# Exercise details:
In your copy, repeat the records exactly and leave out the pictures.

# Record set:
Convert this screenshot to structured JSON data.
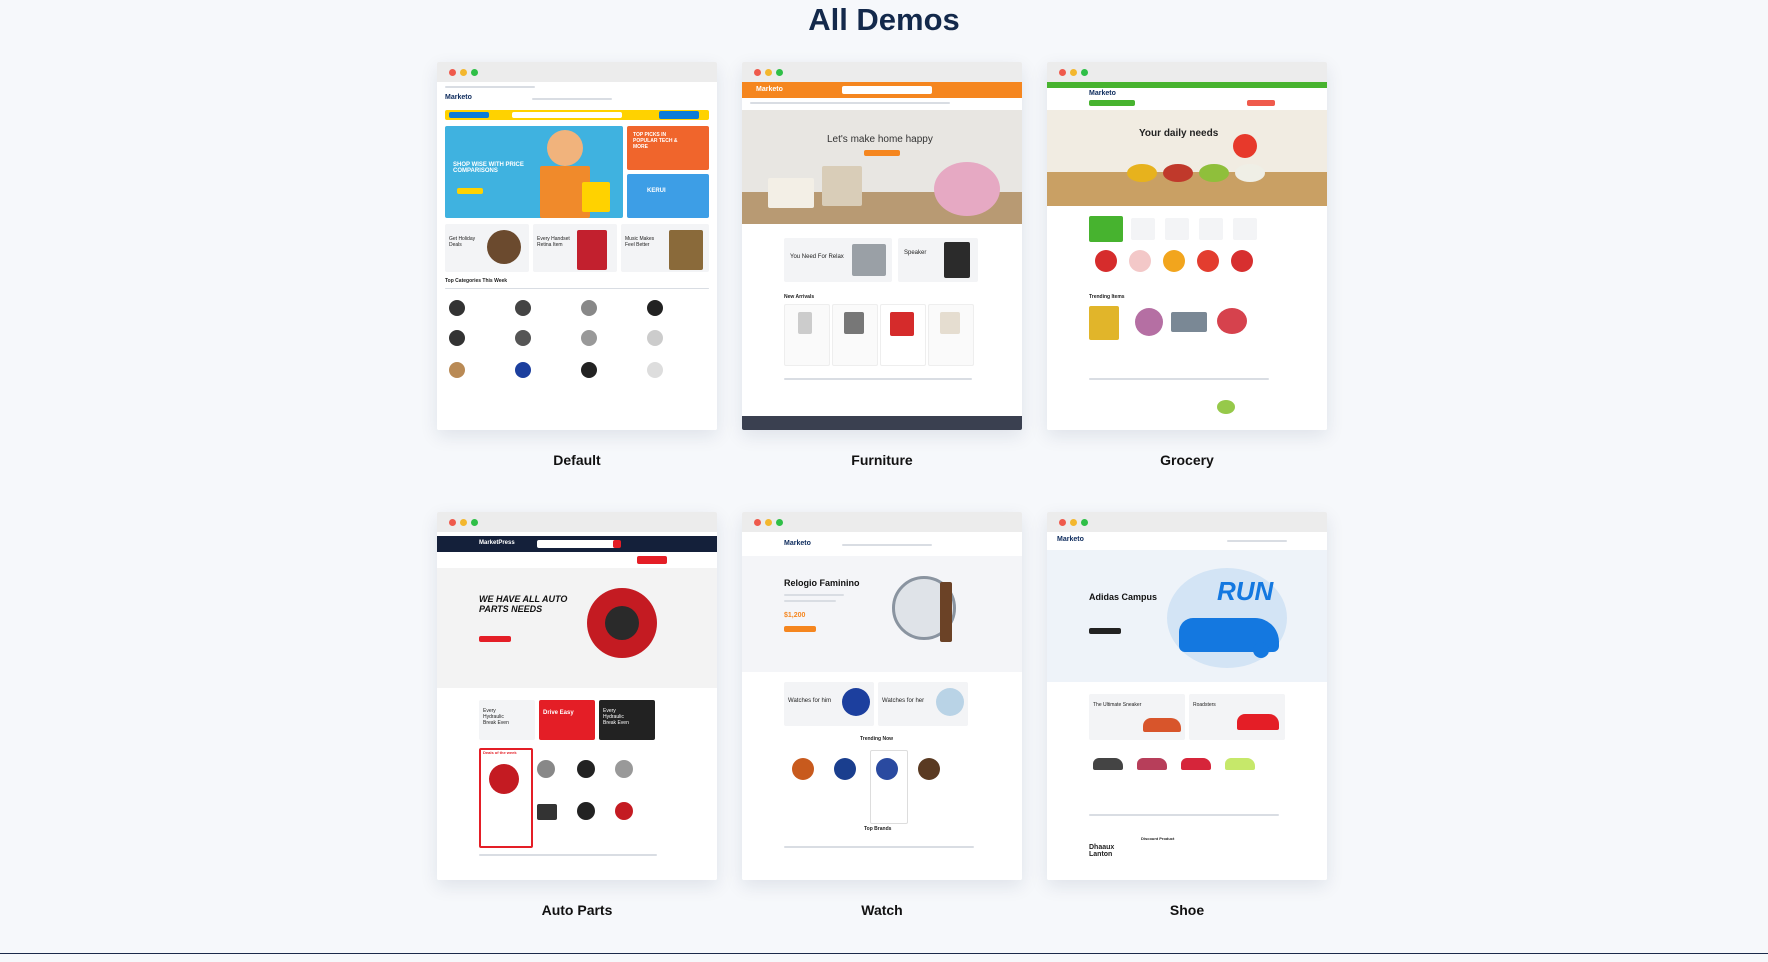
{
  "section": {
    "title": "All Demos"
  },
  "demos": [
    {
      "label": "Default",
      "shot": {
        "logo": "Marketo",
        "search_button": "All Categories",
        "banner_headline": "SHOP WISE WITH PRICE COMPARISONS",
        "side_promo_1": "TOP PICKS IN POPULAR TECH & MORE",
        "side_promo_2": "KERUI",
        "promo_1": "Get Holiday Deals",
        "promo_2": "Every Handset Retina Item",
        "promo_3": "Music Makes Feel Better",
        "section_heading": "Top Categories This Week",
        "accent": "#ffd200",
        "secondary": "#0c7bd8"
      }
    },
    {
      "label": "Furniture",
      "shot": {
        "logo": "Marketo",
        "hero_text": "Let's make home happy",
        "promo_1": "You Need For Relax",
        "promo_2": "Speaker",
        "section_heading": "New Arrivals",
        "accent": "#f5861f"
      }
    },
    {
      "label": "Grocery",
      "shot": {
        "logo": "Marketo",
        "hero_text": "Your daily needs",
        "section_heading": "Trending Items",
        "accent": "#47b32f",
        "secondary": "#ef5a4c"
      }
    },
    {
      "label": "Auto Parts",
      "shot": {
        "logo": "MarketPress",
        "hero_text": "WE HAVE ALL AUTO PARTS NEEDS",
        "promo_1": "Every Hydraulic Break Even",
        "promo_2": "Drive Easy",
        "promo_3": "Every Hydraulic Break Even",
        "section_heading": "Deals of the week",
        "accent": "#e41e26",
        "header_bg": "#14203a"
      }
    },
    {
      "label": "Watch",
      "shot": {
        "logo": "Marketo",
        "hero_title": "Relogio Faminino",
        "hero_price": "$1,200",
        "promo_1": "Watches for him",
        "promo_2": "Watches for her",
        "section_heading": "Trending Now",
        "brands_heading": "Top Brands",
        "accent": "#f5861f"
      }
    },
    {
      "label": "Shoe",
      "shot": {
        "logo": "Marketo",
        "hero_title": "Adidas Campus",
        "hero_word": "RUN",
        "promo_1": "The Ultimate Sneaker",
        "promo_2": "Roadsters",
        "section_heading": "Discount Product",
        "bottom_text": "Dhaaux Lanton",
        "accent": "#e41e26",
        "secondary": "#1478e0"
      }
    }
  ]
}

# Output of the task:
Convert this screenshot to structured JSON data.
{
  "section": {
    "title": "All Demos"
  },
  "demos": [
    {
      "label": "Default",
      "shot": {
        "logo": "Marketo",
        "search_button": "All Categories",
        "banner_headline": "SHOP WISE WITH PRICE COMPARISONS",
        "side_promo_1": "TOP PICKS IN POPULAR TECH & MORE",
        "side_promo_2": "KERUI",
        "promo_1": "Get Holiday Deals",
        "promo_2": "Every Handset Retina Item",
        "promo_3": "Music Makes Feel Better",
        "section_heading": "Top Categories This Week",
        "accent": "#ffd200",
        "secondary": "#0c7bd8"
      }
    },
    {
      "label": "Furniture",
      "shot": {
        "logo": "Marketo",
        "hero_text": "Let's make home happy",
        "promo_1": "You Need For Relax",
        "promo_2": "Speaker",
        "section_heading": "New Arrivals",
        "accent": "#f5861f"
      }
    },
    {
      "label": "Grocery",
      "shot": {
        "logo": "Marketo",
        "hero_text": "Your daily needs",
        "section_heading": "Trending Items",
        "accent": "#47b32f",
        "secondary": "#ef5a4c"
      }
    },
    {
      "label": "Auto Parts",
      "shot": {
        "logo": "MarketPress",
        "hero_text": "WE HAVE ALL AUTO PARTS NEEDS",
        "promo_1": "Every Hydraulic Break Even",
        "promo_2": "Drive Easy",
        "promo_3": "Every Hydraulic Break Even",
        "section_heading": "Deals of the week",
        "accent": "#e41e26",
        "header_bg": "#14203a"
      }
    },
    {
      "label": "Watch",
      "shot": {
        "logo": "Marketo",
        "hero_title": "Relogio Faminino",
        "hero_price": "$1,200",
        "promo_1": "Watches for him",
        "promo_2": "Watches for her",
        "section_heading": "Trending Now",
        "brands_heading": "Top Brands",
        "accent": "#f5861f"
      }
    },
    {
      "label": "Shoe",
      "shot": {
        "logo": "Marketo",
        "hero_title": "Adidas Campus",
        "hero_word": "RUN",
        "promo_1": "The Ultimate Sneaker",
        "promo_2": "Roadsters",
        "section_heading": "Discount Product",
        "bottom_text": "Dhaaux Lanton",
        "accent": "#e41e26",
        "secondary": "#1478e0"
      }
    }
  ]
}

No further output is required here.